Instructions for the task:
Pick out each line of the records in which the word "duelo" appears.

[Part of a data file]
==*==

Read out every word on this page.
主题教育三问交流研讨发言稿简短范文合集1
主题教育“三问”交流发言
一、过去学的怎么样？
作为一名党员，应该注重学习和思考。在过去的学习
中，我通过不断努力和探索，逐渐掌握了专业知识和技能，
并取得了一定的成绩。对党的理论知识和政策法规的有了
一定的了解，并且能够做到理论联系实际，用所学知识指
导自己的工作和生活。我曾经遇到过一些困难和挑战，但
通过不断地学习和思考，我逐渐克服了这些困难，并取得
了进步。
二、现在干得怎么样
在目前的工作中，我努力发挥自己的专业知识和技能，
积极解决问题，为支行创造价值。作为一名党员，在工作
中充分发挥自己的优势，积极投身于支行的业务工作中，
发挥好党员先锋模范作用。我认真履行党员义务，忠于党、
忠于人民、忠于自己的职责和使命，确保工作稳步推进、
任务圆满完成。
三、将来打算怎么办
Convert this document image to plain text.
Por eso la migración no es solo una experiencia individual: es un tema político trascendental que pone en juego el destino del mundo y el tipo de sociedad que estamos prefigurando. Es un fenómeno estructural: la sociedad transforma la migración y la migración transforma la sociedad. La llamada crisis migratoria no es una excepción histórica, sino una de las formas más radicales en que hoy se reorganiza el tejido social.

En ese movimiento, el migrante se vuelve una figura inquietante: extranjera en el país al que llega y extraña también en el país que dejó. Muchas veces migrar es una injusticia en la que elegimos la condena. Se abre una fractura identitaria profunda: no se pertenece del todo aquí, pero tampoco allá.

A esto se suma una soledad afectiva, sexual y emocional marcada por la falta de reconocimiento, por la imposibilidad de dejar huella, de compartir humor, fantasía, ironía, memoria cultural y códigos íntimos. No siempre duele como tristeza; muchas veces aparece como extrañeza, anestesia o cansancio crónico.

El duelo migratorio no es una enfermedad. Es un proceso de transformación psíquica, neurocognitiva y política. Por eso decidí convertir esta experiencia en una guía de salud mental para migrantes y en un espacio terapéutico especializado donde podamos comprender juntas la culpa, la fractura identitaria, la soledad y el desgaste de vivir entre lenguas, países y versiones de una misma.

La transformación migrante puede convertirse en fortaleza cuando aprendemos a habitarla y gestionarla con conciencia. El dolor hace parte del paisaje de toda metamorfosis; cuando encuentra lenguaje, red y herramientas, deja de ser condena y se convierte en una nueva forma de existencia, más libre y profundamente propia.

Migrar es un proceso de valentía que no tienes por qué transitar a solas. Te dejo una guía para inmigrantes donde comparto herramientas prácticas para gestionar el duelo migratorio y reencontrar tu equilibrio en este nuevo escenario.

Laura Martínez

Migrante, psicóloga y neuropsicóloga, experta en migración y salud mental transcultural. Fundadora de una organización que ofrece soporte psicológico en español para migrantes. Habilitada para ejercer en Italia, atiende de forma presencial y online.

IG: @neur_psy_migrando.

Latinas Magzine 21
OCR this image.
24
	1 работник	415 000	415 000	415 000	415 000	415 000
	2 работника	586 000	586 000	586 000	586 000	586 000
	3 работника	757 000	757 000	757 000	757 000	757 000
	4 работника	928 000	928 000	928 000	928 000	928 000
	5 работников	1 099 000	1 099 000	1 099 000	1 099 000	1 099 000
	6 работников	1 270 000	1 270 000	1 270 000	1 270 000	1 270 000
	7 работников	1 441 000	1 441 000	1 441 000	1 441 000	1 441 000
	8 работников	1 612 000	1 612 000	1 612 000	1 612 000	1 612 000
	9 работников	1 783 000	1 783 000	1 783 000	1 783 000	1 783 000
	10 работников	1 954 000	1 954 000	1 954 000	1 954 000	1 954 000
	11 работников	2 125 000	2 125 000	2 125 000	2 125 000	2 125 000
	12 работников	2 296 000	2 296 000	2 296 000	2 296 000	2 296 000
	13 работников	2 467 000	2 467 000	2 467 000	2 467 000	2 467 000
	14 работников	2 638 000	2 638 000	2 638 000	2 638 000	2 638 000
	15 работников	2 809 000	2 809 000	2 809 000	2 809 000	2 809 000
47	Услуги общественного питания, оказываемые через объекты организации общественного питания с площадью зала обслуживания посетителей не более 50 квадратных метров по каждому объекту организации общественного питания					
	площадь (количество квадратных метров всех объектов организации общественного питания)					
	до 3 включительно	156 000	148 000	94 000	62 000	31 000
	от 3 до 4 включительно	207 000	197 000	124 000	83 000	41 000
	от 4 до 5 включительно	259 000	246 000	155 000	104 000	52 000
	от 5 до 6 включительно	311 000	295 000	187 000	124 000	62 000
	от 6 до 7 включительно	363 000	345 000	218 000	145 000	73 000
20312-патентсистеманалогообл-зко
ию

==*==

Worked solution:
El duelo migratorio no es una enfermedad. Es un proceso de transformación psíquica, neurocognitiva y política. Por eso decidí convertir esta experiencia en una guía de salud mental para migrantes y en un espacio terapéutico especializado donde podamos comprender juntas la culpa, la fractura identitaria, la soledad y el desgaste de vivir entre lenguas, países y versiones de una misma.
Migrar es un proceso de valentía que no tienes por qué transitar a solas. Te dejo una guía para inmigrantes donde comparto herramientas prácticas para gestionar el duelo migratorio y reencontrar tu equilibrio en este nuevo escenario.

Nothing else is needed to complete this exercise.